Can you write out the whole listing exactly?

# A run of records
—————
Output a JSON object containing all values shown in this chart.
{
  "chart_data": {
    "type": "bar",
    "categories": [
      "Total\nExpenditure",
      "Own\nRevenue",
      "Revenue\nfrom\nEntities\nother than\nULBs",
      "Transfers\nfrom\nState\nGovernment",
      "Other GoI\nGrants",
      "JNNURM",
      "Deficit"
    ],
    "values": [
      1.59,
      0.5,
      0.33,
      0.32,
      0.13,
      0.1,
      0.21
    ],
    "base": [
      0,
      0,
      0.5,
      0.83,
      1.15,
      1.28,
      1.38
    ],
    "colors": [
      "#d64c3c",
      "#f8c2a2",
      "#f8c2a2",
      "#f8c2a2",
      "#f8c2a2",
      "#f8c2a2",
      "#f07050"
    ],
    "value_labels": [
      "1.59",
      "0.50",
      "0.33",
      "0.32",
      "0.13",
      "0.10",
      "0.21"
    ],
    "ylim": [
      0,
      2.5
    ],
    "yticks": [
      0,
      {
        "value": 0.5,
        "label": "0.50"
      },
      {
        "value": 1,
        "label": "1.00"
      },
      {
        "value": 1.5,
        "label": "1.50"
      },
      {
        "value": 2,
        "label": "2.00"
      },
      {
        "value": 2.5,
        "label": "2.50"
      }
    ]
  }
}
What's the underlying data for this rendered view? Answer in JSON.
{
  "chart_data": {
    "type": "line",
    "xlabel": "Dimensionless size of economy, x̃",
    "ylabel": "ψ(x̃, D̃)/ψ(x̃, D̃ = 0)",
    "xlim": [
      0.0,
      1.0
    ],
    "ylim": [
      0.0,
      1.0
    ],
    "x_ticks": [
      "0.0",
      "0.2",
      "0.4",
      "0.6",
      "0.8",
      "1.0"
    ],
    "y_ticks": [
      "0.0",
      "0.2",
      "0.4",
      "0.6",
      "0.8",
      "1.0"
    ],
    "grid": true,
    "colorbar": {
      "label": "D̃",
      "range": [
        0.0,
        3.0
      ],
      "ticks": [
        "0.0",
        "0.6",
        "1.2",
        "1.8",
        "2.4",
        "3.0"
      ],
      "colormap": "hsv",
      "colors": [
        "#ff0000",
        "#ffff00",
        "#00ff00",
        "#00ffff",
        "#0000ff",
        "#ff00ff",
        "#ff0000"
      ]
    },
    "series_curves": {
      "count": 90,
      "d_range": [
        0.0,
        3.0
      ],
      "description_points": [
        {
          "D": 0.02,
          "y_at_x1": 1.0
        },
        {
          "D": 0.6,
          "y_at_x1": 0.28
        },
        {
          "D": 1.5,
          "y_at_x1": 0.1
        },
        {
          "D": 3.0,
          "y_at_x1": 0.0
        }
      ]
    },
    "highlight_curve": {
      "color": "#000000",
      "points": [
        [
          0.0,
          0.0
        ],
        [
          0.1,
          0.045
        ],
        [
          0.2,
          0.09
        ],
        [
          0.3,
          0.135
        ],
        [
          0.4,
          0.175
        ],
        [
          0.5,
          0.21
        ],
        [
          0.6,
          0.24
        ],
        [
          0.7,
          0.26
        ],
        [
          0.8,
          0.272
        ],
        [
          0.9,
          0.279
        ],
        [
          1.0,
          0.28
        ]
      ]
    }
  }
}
—————
# Exercise answer
Output a JSON object containing all values shown in this chart.
{
  "chart_data": {
    "type": "bar",
    "categories": [
      "Total\nExpenditure",
      "Own\nRevenue",
      "Revenue\nfrom\nEntities\nother than\nULBs",
      "Transfers\nfrom\nState\nGovernment",
      "Other GoI\nGrants",
      "JNNURM",
      "Deficit"
    ],
    "values": [
      1.59,
      0.5,
      0.33,
      0.32,
      0.13,
      0.1,
      0.21
    ],
    "base": [
      0,
      0,
      0.5,
      0.83,
      1.15,
      1.28,
      1.38
    ],
    "colors": [
      "#d64c3c",
      "#f8c2a2",
      "#f8c2a2",
      "#f8c2a2",
      "#f8c2a2",
      "#f8c2a2",
      "#f07050"
    ],
    "value_labels": [
      "1.59",
      "0.50",
      "0.33",
      "0.32",
      "0.13",
      "0.10",
      "0.21"
    ],
    "ylim": [
      0,
      2.5
    ],
    "yticks": [
      0,
      {
        "value": 0.5,
        "label": "0.50"
      },
      {
        "value": 1,
        "label": "1.00"
      },
      {
        "value": 1.5,
        "label": "1.50"
      },
      {
        "value": 2,
        "label": "2.00"
      },
      {
        "value": 2.5,
        "label": "2.50"
      }
    ]
  }
}
What's the underlying data for this rendered view? Answer in JSON.
{
  "chart_data": {
    "type": "line",
    "xlabel": "Dimensionless size of economy, x̃",
    "ylabel": "ψ(x̃, D̃)/ψ(x̃, D̃ = 0)",
    "xlim": [
      0.0,
      1.0
    ],
    "ylim": [
      0.0,
      1.0
    ],
    "x_ticks": [
      "0.0",
      "0.2",
      "0.4",
      "0.6",
      "0.8",
      "1.0"
    ],
    "y_ticks": [
      "0.0",
      "0.2",
      "0.4",
      "0.6",
      "0.8",
      "1.0"
    ],
    "grid": true,
    "colorbar": {
      "label": "D̃",
      "range": [
        0.0,
        3.0
      ],
      "ticks": [
        "0.0",
        "0.6",
        "1.2",
        "1.8",
        "2.4",
        "3.0"
      ],
      "colormap": "hsv",
      "colors": [
        "#ff0000",
        "#ffff00",
        "#00ff00",
        "#00ffff",
        "#0000ff",
        "#ff00ff",
        "#ff0000"
      ]
    },
    "series_curves": {
      "count": 90,
      "d_range": [
        0.0,
        3.0
      ],
      "description_points": [
        {
          "D": 0.02,
          "y_at_x1": 1.0
        },
        {
          "D": 0.6,
          "y_at_x1": 0.28
        },
        {
          "D": 1.5,
          "y_at_x1": 0.1
        },
        {
          "D": 3.0,
          "y_at_x1": 0.0
        }
      ]
    },
    "highlight_curve": {
      "color": "#000000",
      "points": [
        [
          0.0,
          0.0
        ],
        [
          0.1,
          0.045
        ],
        [
          0.2,
          0.09
        ],
        [
          0.3,
          0.135
        ],
        [
          0.4,
          0.175
        ],
        [
          0.5,
          0.21
        ],
        [
          0.6,
          0.24
        ],
        [
          0.7,
          0.26
        ],
        [
          0.8,
          0.272
        ],
        [
          0.9,
          0.279
        ],
        [
          1.0,
          0.28
        ]
      ]
    }
  }
}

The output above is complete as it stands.